_EXERCISE GOAL_
Filter the entries and keep only the lines where the string "xlabel" appears.

_RECORD LIST_
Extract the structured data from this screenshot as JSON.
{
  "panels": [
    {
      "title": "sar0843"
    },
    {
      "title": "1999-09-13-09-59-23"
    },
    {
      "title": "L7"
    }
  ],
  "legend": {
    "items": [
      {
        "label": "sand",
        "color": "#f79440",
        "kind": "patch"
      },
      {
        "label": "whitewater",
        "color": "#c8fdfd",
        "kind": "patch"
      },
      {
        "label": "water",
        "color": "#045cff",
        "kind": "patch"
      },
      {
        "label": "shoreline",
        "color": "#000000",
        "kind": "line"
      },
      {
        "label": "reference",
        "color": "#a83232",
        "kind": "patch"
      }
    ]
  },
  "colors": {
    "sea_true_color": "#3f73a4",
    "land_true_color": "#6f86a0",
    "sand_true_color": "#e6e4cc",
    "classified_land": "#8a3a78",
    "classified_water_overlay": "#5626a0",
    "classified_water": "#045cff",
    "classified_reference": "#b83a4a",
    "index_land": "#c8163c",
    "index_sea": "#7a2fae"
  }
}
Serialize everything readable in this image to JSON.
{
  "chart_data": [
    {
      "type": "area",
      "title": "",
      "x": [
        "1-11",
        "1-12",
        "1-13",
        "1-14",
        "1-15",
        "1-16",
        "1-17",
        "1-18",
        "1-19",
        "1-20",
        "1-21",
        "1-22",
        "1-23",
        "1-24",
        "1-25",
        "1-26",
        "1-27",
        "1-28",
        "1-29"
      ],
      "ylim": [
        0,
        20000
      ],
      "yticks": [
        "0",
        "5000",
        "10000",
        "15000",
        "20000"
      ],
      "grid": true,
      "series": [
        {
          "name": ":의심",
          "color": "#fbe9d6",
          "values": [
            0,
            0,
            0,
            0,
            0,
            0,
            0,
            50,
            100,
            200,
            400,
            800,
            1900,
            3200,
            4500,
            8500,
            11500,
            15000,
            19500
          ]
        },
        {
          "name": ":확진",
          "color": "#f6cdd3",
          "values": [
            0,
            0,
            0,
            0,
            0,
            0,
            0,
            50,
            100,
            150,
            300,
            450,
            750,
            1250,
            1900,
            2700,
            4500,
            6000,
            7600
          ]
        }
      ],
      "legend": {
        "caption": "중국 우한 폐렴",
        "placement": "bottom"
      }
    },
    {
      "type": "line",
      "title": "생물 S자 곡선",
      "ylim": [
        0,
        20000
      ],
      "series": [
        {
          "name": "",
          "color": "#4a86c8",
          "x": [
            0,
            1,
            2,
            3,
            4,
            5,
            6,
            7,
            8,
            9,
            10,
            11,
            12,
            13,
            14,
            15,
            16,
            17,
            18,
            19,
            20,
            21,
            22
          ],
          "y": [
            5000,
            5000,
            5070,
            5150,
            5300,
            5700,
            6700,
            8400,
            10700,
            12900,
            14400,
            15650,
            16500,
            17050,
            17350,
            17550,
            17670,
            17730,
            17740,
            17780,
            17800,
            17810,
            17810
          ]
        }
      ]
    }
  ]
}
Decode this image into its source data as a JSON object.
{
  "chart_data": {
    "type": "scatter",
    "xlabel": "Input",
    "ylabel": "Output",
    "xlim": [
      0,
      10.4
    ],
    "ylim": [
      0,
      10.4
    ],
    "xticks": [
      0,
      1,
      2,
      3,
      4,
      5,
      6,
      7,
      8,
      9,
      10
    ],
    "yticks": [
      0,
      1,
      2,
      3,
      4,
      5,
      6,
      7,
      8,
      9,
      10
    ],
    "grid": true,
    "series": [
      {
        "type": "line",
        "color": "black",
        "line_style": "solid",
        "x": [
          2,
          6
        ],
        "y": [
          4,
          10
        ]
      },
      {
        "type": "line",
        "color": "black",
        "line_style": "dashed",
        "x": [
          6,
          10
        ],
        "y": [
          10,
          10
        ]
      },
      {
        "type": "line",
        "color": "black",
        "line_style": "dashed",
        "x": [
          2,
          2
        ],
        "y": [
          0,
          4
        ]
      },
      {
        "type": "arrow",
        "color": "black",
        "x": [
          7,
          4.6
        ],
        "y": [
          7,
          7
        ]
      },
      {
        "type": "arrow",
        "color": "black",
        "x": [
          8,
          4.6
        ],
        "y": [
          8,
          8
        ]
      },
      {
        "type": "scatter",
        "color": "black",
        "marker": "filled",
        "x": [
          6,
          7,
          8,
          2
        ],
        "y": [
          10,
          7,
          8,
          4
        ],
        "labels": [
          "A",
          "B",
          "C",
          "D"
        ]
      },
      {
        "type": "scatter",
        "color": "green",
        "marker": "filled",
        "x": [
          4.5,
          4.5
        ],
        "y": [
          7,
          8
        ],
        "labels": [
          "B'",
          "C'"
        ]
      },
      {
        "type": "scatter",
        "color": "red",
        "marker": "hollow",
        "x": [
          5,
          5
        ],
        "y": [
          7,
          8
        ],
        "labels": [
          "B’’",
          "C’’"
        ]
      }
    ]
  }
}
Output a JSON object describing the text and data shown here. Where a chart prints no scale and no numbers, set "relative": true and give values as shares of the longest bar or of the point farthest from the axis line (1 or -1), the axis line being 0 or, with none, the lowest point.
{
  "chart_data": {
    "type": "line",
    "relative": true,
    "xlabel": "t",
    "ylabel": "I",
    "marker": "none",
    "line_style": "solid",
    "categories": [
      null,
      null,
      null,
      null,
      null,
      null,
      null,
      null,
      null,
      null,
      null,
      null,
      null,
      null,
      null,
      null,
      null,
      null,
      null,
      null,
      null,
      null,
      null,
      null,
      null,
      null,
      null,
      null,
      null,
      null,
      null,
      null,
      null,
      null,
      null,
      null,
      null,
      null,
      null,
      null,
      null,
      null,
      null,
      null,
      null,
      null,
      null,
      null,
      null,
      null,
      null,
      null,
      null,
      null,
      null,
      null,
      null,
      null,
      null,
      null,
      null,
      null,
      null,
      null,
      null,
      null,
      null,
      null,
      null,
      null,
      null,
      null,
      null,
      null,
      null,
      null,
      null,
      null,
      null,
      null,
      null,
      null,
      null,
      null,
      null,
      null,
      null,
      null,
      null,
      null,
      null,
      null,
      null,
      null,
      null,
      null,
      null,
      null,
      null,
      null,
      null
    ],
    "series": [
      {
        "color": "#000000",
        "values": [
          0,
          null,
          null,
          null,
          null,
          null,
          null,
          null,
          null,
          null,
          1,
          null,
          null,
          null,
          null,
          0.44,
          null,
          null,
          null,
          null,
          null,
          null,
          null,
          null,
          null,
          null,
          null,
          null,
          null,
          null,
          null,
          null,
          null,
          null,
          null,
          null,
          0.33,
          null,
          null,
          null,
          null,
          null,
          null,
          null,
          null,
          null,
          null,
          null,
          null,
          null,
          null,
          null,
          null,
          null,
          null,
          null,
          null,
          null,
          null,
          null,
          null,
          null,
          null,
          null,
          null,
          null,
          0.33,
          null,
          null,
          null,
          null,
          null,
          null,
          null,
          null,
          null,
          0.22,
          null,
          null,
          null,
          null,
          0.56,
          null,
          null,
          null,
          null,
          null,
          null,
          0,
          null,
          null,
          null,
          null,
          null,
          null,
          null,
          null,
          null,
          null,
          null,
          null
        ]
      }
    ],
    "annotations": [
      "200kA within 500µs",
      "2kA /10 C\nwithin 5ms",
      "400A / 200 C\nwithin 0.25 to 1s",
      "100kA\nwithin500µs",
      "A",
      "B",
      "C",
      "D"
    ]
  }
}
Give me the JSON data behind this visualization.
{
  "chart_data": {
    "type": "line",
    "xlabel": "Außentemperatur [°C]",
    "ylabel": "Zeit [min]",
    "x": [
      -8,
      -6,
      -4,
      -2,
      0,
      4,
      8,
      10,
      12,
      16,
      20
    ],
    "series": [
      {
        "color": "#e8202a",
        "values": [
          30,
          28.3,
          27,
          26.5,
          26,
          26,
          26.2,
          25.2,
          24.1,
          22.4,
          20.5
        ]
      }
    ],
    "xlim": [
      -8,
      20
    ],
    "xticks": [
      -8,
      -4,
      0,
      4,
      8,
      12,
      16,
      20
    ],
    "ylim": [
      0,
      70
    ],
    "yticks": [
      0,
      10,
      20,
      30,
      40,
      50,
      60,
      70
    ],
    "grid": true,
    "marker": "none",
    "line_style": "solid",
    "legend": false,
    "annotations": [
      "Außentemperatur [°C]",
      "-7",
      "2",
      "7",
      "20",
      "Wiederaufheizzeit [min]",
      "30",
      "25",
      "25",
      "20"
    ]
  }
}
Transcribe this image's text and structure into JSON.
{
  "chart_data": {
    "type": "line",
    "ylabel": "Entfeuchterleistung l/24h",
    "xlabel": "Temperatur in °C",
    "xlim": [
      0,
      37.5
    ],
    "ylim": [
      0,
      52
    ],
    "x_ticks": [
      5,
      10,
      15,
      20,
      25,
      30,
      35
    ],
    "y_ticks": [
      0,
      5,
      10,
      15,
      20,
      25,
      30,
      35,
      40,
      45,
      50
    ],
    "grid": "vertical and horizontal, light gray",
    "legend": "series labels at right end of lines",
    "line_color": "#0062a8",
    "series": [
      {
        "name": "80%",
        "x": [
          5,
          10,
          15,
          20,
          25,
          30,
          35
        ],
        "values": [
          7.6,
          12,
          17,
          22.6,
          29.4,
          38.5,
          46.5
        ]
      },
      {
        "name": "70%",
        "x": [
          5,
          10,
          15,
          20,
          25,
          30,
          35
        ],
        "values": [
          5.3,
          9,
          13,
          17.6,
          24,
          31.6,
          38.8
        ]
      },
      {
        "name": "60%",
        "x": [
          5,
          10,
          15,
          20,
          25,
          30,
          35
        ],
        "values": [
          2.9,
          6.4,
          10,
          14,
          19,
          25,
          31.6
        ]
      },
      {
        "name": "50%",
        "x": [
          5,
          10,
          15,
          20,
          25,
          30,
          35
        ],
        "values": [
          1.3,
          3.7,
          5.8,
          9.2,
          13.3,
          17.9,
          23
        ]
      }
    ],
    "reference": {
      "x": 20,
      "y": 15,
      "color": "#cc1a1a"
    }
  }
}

_ANSWER_
    "xlabel": "Input",
    "xlabel": "t",
    "xlabel": "Außentemperatur [°C]",
    "xlabel": "Temperatur in °C",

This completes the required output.